• [Task objective] Count the lines below that contain the word "Nivel". Give only the number.
** Start Task material **
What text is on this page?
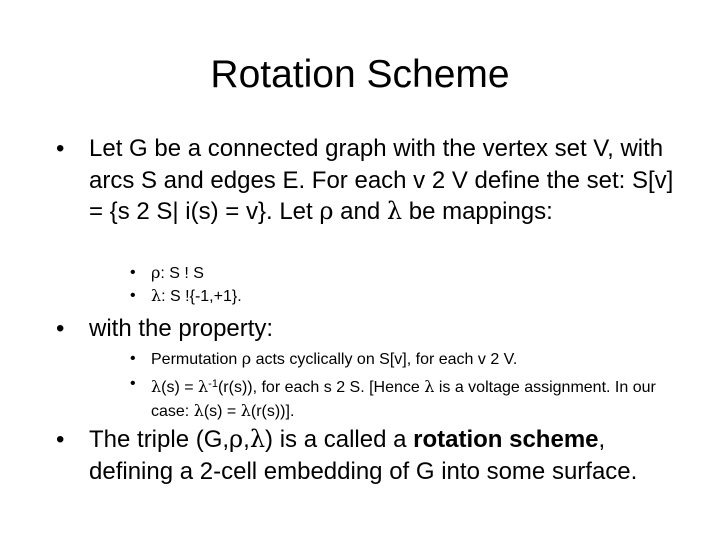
Rotation Scheme
•	Let G be a connected graph with the vertex set V, with arcs S and edges E. For each v 2 V define the set: S[v] = {s 2 S| i(s) = v}. Let ρ and λ be mappings:
• ρ: S ! S
• λ: S !{-1,+1}.
•	with the property:
• Permutation ρ acts cyclically on S[v], for each v 2 V.
• $\lambda(s) = \lambda^{-1}(r(s))$, for each s 2 S. [Hence λ is a voltage assignment. In our case: λ(s) = λ(r(s))].
•	The triple (G,ρ,λ) is a called a rotation scheme, defining a 2-cell embedding of G into some surface.
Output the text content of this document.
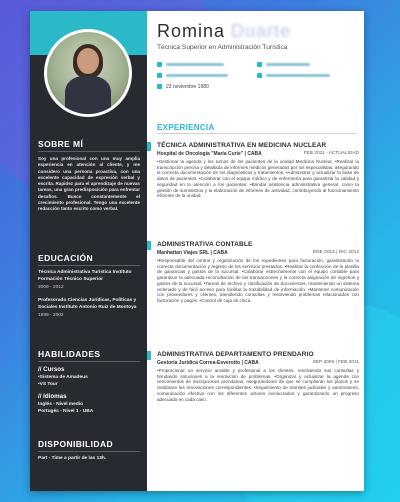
SOBRE MÍ
Soy una profesional con una muy amplia experiencia en atención al cliente, y me considero una persona proactiva, con una excelente capacidad de expresión verbal y escrita. Rapidez para el aprendizaje de nuevas tareas, una gran predisposición para enfrentar desafíos. Busco constantemente el crecimiento profesional. Tengo una excelente redacción tanto escrito como verbal.
EDUCACIÓN
Técnica Administrativa Turística Instituto Formación Técnico Superior
2009 - 2012
Profesorado Ciencias Jurídicas, Políticas y Sociales Instituto Antonio Ruiz de Montoya
1999 - 2002
HABILIDADES
// Cursos
•Sistema de Amadeus
•VS Tour
// Idiomas
Inglés - Nivel medio
Portugés - Nivel 1 - UBA
DISPONIBILIDAD
Part - Time a partir de las 13h.
Romina Duarte
Técnica Superior en Administración Turística
23 noviembre 1980
EXPERIENCIA
TÉCNICA ADMINISTRATIVA EN MEDICINA NUCLEAR
Hospital de Oncología "María Curie" | CABA	FEB 2011 - ACTUALIDAD
•Gestionar la agenda y los turnos de los pacientes de la unidad Medicina Nuclear. •Realizar la transcripción precisa y detallada de informes médicos generados por los especialistas, asegurando la correcta documentación de los diagnósticos y tratamientos. •Administrar y actualizar la base de datos de pacientes. •Colaborar con el equipo médico y de enfermería para garantizar la calidad y seguridad en la atención a los pacientes. •Brindar asistencia administrativa general, como la gestión de suministros y la elaboración de informes de actividad, contribuyendo al funcionamiento eficiente de la unidad.
ADMINISTRATIVA CONTABLE
Manhattan Viajes SRL | CABA	ENE 2012 | DIC 2012
•Responsable del control y organización de los expedientes para facturación, garantizando la correcta documentación y registro de los servicios prestados. •Realizar la confección de la planilla de ganancias y gastos de la sucursal. •Colaborar estrechamente con el equipo contable para garantizar la adecuada reconciliación de las transacciones y la correcta asignación de ingresos y gastos de la sucursal. •Tareas de archivo y clasificación de documentos, manteniendo un sistema ordenado y de fácil acceso para facilitar la trazabilidad de información. •Mantener comunicación con proveedores y clientes, atendiendo consultas y resolviendo problemas relacionados con facturación y pagos. •Control de caja de chica.
ADMINISTRATIVA DEPARTAMENTO PRENDARIO
Gestoría Jurídica Correa-Esverotto | CABA	SEP 2006 | FEB 2011
•Proporcionar un servicio amable y profesional a los clientes, resolviendo sus consultas y brindando soluciones a la resolución de problemas. •Organizar y actualizar la agenda con vencimientos de inscripciones prendarias, asegurándome de que se cumplieran los plazos y se realizaran las renovaciones correspondientes. •Seguimiento de trámites judiciales y automotores, comunicación efectiva con los diferentes actores involucrados y garantizando un progreso adecuado en cada caso.
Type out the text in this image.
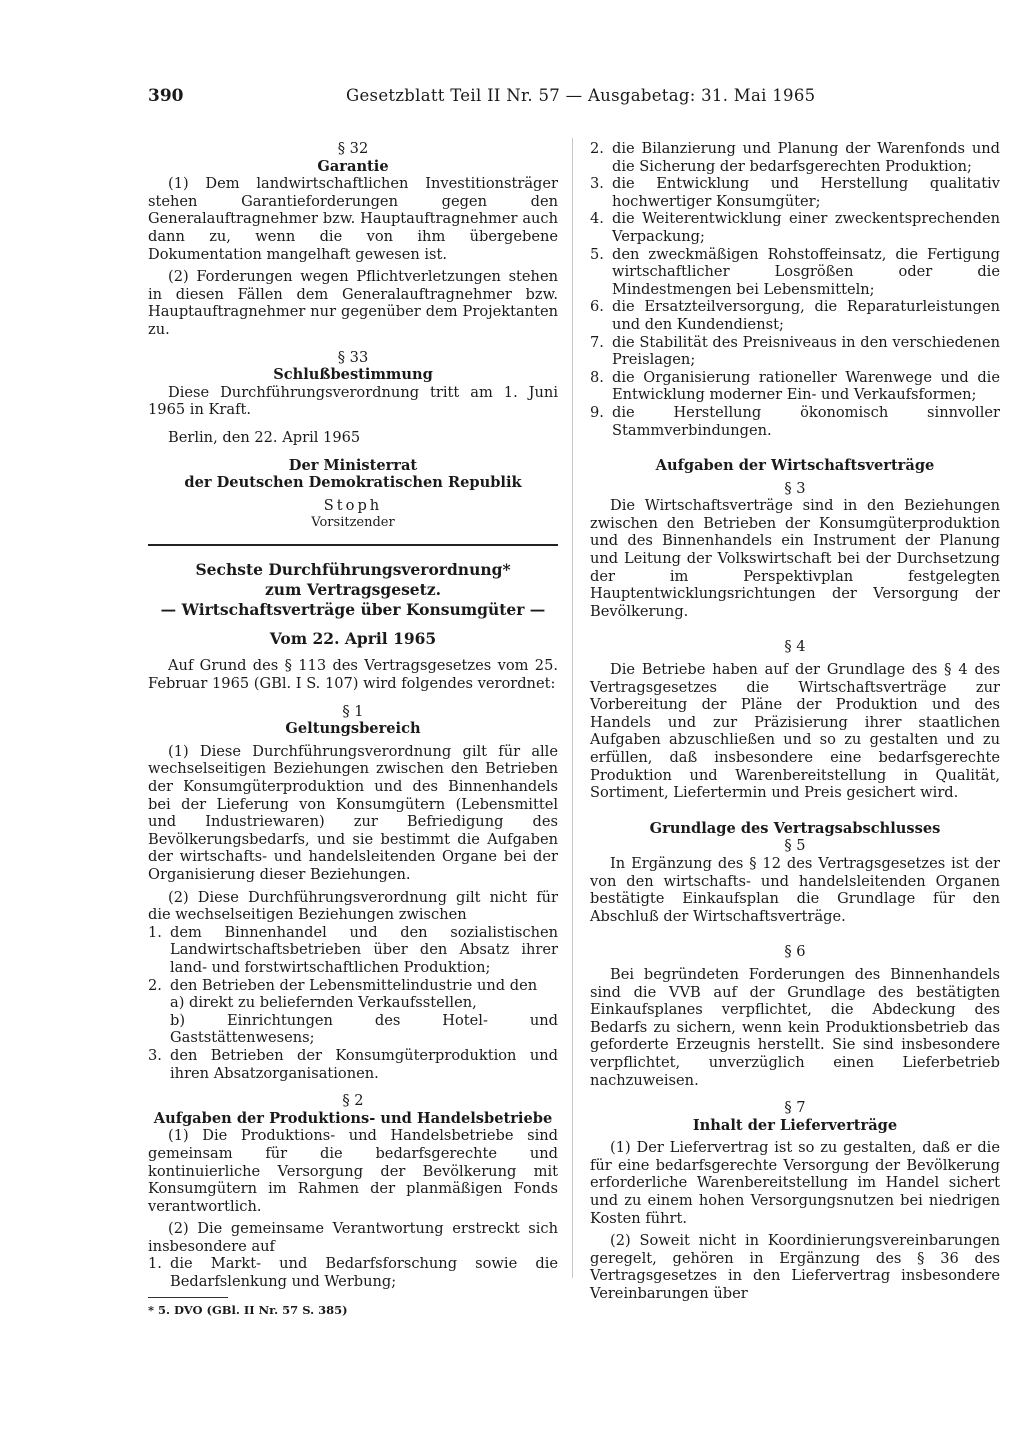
390	Gesetzblatt Teil II Nr. 57 — Ausgabetag: 31. Mai 1965

§ 32

Garantie

(1) Dem landwirtschaftlichen Investitionsträger stehen Garantieforderungen gegen den Generalauftragnehmer bzw. Hauptauftragnehmer auch dann zu, wenn die von ihm übergebene Dokumentation mangelhaft gewesen ist.

(2) Forderungen wegen Pflichtverletzungen stehen in diesen Fällen dem Generalauftragnehmer bzw. Hauptauftragnehmer nur gegenüber dem Projektanten zu.

§ 33

Schlußbestimmung

Diese Durchführungsverordnung tritt am 1. Juni 1965 in Kraft.

Berlin, den 22. April 1965

Der Ministerrat

der Deutschen Demokratischen Republik

Stoph

Vorsitzender

Sechste Durchführungsverordnung*
zum Vertragsgesetz.
— Wirtschaftsverträge über Konsumgüter —
Vom 22. April 1965

Auf Grund des § 113 des Vertragsgesetzes vom 25. Februar 1965 (GBl. I S. 107) wird folgendes verordnet:

§ 1

Geltungsbereich

(1) Diese Durchführungsverordnung gilt für alle wechselseitigen Beziehungen zwischen den Betrieben der Konsumgüterproduktion und des Binnenhandels bei der Lieferung von Konsumgütern (Lebensmittel und Industriewaren) zur Befriedigung des Bevölkerungsbedarfs, und sie bestimmt die Aufgaben der wirtschafts- und handelsleitenden Organe bei der Organisierung dieser Beziehungen.

(2) Diese Durchführungsverordnung gilt nicht für die wechselseitigen Beziehungen zwischen

1. dem Binnenhandel und den sozialistischen Landwirtschaftsbetrieben über den Absatz ihrer land- und forstwirtschaftlichen Produktion;
2. den Betrieben der Lebensmittelindustrie und den
a) direkt zu beliefernden Verkaufsstellen,
b) Einrichtungen des Hotel- und Gaststättenwesens;
3. den Betrieben der Konsumgüterproduktion und ihren Absatzorganisationen.

§ 2

Aufgaben der Produktions- und Handelsbetriebe

(1) Die Produktions- und Handelsbetriebe sind gemeinsam für die bedarfsgerechte und kontinuierliche Versorgung der Bevölkerung mit Konsumgütern im Rahmen der planmäßigen Fonds verantwortlich.

(2) Die gemeinsame Verantwortung erstreckt sich insbesondere auf

1. die Markt- und Bedarfsforschung sowie die Bedarfslenkung und Werbung;
* 5. DVO (GBl. II Nr. 57 S. 385)
2. die Bilanzierung und Planung der Warenfonds und die Sicherung der bedarfsgerechten Produktion;
3. die Entwicklung und Herstellung qualitativ hochwertiger Konsumgüter;
4. die Weiterentwicklung einer zweckentsprechenden Verpackung;
5. den zweckmäßigen Rohstoffeinsatz, die Fertigung wirtschaftlicher Losgrößen oder die Mindestmengen bei Lebensmitteln;
6. die Ersatzteilversorgung, die Reparaturleistungen und den Kundendienst;
7. die Stabilität des Preisniveaus in den verschiedenen Preislagen;
8. die Organisierung rationeller Warenwege und die Entwicklung moderner Ein- und Verkaufsformen;
9. die Herstellung ökonomisch sinnvoller Stammverbindungen.

Aufgaben der Wirtschaftsverträge

§ 3

Die Wirtschaftsverträge sind in den Beziehungen zwischen den Betrieben der Konsumgüterproduktion und des Binnenhandels ein Instrument der Planung und Leitung der Volkswirtschaft bei der Durchsetzung der im Perspektivplan festgelegten Hauptentwicklungsrichtungen der Versorgung der Bevölkerung.

§ 4

Die Betriebe haben auf der Grundlage des § 4 des Vertragsgesetzes die Wirtschaftsverträge zur Vorbereitung der Pläne der Produktion und des Handels und zur Präzisierung ihrer staatlichen Aufgaben abzuschließen und so zu gestalten und zu erfüllen, daß insbesondere eine bedarfsgerechte Produktion und Warenbereitstellung in Qualität, Sortiment, Liefertermin und Preis gesichert wird.

Grundlage des Vertragsabschlusses

§ 5

In Ergänzung des § 12 des Vertragsgesetzes ist der von den wirtschafts- und handelsleitenden Organen bestätigte Einkaufsplan die Grundlage für den Abschluß der Wirtschaftsverträge.

§ 6

Bei begründeten Forderungen des Binnenhandels sind die VVB auf der Grundlage des bestätigten Einkaufsplanes verpflichtet, die Abdeckung des Bedarfs zu sichern, wenn kein Produktionsbetrieb das geforderte Erzeugnis herstellt. Sie sind insbesondere verpflichtet, unverzüglich einen Lieferbetrieb nachzuweisen.

§ 7

Inhalt der Lieferverträge

(1) Der Liefervertrag ist so zu gestalten, daß er die für eine bedarfsgerechte Versorgung der Bevölkerung erforderliche Warenbereitstellung im Handel sichert und zu einem hohen Versorgungsnutzen bei niedrigen Kosten führt.

(2) Soweit nicht in Koordinierungsvereinbarungen geregelt, gehören in Ergänzung des § 36 des Vertragsgesetzes in den Liefervertrag insbesondere Vereinbarungen über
** End Task material **
• [Expected output] 2